# What the task requires:
Reproduce every entry exactly.

[Collection entries]
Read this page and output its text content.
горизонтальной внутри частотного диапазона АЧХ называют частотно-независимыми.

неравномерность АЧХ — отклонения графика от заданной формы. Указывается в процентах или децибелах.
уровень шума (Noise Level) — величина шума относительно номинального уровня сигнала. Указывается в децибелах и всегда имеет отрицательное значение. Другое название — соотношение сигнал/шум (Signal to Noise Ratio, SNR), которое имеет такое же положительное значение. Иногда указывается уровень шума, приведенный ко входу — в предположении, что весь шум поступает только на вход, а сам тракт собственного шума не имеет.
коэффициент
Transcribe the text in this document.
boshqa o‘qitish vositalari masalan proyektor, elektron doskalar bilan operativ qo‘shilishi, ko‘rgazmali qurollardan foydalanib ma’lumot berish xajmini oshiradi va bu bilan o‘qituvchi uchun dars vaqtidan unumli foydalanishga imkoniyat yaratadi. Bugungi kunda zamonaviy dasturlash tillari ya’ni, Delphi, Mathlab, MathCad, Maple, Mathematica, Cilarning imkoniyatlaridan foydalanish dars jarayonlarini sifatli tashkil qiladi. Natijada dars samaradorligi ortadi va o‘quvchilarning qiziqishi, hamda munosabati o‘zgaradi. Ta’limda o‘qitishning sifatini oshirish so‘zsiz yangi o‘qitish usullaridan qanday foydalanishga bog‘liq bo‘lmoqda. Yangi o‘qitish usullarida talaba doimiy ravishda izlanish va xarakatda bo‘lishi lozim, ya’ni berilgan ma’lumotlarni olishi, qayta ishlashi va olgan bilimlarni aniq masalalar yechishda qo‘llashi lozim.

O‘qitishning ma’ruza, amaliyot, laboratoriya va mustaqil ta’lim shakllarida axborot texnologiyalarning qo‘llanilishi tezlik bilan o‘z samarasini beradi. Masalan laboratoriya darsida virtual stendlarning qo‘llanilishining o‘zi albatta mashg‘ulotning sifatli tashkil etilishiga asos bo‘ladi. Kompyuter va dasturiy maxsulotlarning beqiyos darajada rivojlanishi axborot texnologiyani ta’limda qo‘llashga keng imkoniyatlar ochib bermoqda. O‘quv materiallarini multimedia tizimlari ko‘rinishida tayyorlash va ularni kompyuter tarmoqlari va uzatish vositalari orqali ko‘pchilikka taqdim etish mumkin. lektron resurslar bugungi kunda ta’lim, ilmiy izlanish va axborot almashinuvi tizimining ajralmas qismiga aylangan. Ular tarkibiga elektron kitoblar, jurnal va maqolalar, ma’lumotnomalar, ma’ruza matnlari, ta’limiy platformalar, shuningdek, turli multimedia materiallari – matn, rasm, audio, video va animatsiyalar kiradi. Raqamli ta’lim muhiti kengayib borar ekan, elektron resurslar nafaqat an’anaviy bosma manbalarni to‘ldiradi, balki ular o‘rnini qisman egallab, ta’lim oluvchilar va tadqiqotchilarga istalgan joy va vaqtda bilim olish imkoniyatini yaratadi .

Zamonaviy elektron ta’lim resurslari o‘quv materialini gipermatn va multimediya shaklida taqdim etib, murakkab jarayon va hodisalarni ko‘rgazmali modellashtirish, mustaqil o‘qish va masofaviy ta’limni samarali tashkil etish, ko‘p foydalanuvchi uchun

# Reply:
Read this page and output its text content.
горизонтальной внутри частотного диапазона АЧХ называют частотно-независимыми.

неравномерность АЧХ — отклонения графика от заданной формы. Указывается в процентах или децибелах.
уровень шума (Noise Level) — величина шума относительно номинального уровня сигнала. Указывается в децибелах и всегда имеет отрицательное значение. Другое название — соотношение сигнал/шум (Signal to Noise Ratio, SNR), которое имеет такое же положительное значение. Иногда указывается уровень шума, приведенный ко входу — в предположении, что весь шум поступает только на вход, а сам тракт собственного шума не имеет.
коэффициент
Transcribe the text in this document.
boshqa o‘qitish vositalari masalan proyektor, elektron doskalar bilan operativ qo‘shilishi, ko‘rgazmali qurollardan foydalanib ma’lumot berish xajmini oshiradi va bu bilan o‘qituvchi uchun dars vaqtidan unumli foydalanishga imkoniyat yaratadi. Bugungi kunda zamonaviy dasturlash tillari ya’ni, Delphi, Mathlab, MathCad, Maple, Mathematica, Cilarning imkoniyatlaridan foydalanish dars jarayonlarini sifatli tashkil qiladi. Natijada dars samaradorligi ortadi va o‘quvchilarning qiziqishi, hamda munosabati o‘zgaradi. Ta’limda o‘qitishning sifatini oshirish so‘zsiz yangi o‘qitish usullaridan qanday foydalanishga bog‘liq bo‘lmoqda. Yangi o‘qitish usullarida talaba doimiy ravishda izlanish va xarakatda bo‘lishi lozim, ya’ni berilgan ma’lumotlarni olishi, qayta ishlashi va olgan bilimlarni aniq masalalar yechishda qo‘llashi lozim.

O‘qitishning ma’ruza, amaliyot, laboratoriya va mustaqil ta’lim shakllarida axborot texnologiyalarning qo‘llanilishi tezlik bilan o‘z samarasini beradi. Masalan laboratoriya darsida virtual stendlarning qo‘llanilishining o‘zi albatta mashg‘ulotning sifatli tashkil etilishiga asos bo‘ladi. Kompyuter va dasturiy maxsulotlarning beqiyos darajada rivojlanishi axborot texnologiyani ta’limda qo‘llashga keng imkoniyatlar ochib bermoqda. O‘quv materiallarini multimedia tizimlari ko‘rinishida tayyorlash va ularni kompyuter tarmoqlari va uzatish vositalari orqali ko‘pchilikka taqdim etish mumkin. lektron resurslar bugungi kunda ta’lim, ilmiy izlanish va axborot almashinuvi tizimining ajralmas qismiga aylangan. Ular tarkibiga elektron kitoblar, jurnal va maqolalar, ma’lumotnomalar, ma’ruza matnlari, ta’limiy platformalar, shuningdek, turli multimedia materiallari – matn, rasm, audio, video va animatsiyalar kiradi. Raqamli ta’lim muhiti kengayib borar ekan, elektron resurslar nafaqat an’anaviy bosma manbalarni to‘ldiradi, balki ular o‘rnini qisman egallab, ta’lim oluvchilar va tadqiqotchilarga istalgan joy va vaqtda bilim olish imkoniyatini yaratadi .

Zamonaviy elektron ta’lim resurslari o‘quv materialini gipermatn va multimediya shaklida taqdim etib, murakkab jarayon va hodisalarni ko‘rgazmali modellashtirish, mustaqil o‘qish va masofaviy ta’limni samarali tashkil etish, ko‘p foydalanuvchi uchun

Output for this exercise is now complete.